__What the task requires__. Pick out every line in the rows below that contains the string "logo", and copy each one in full.

···

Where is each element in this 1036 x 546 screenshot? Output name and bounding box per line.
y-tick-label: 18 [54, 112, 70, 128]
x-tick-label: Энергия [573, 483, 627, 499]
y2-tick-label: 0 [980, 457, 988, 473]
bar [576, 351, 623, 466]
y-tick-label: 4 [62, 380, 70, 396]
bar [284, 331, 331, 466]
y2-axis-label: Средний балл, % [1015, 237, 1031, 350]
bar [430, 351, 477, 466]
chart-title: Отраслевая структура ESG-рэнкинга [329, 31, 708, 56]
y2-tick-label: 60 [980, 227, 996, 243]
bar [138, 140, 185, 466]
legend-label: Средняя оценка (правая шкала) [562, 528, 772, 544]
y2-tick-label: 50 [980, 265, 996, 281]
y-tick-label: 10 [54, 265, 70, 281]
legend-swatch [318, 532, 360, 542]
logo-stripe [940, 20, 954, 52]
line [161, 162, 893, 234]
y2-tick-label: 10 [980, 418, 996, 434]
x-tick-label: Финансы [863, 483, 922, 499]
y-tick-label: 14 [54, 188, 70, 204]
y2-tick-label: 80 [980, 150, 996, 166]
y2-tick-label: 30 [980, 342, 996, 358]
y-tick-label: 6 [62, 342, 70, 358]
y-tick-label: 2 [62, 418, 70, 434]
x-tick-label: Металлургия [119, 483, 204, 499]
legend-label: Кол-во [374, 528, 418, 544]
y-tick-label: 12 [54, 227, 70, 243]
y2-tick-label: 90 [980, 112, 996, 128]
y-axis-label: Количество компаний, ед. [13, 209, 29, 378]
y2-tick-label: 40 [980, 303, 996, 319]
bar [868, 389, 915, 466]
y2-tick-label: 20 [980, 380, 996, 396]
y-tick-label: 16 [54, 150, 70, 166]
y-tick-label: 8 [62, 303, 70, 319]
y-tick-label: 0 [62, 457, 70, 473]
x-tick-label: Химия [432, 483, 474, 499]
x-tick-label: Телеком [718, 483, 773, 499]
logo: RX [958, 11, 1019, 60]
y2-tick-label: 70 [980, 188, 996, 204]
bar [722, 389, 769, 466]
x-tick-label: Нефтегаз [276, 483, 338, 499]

···

__Answer to this task__.
logo-stripe [940, 20, 954, 52]
logo: RX [958, 11, 1019, 60]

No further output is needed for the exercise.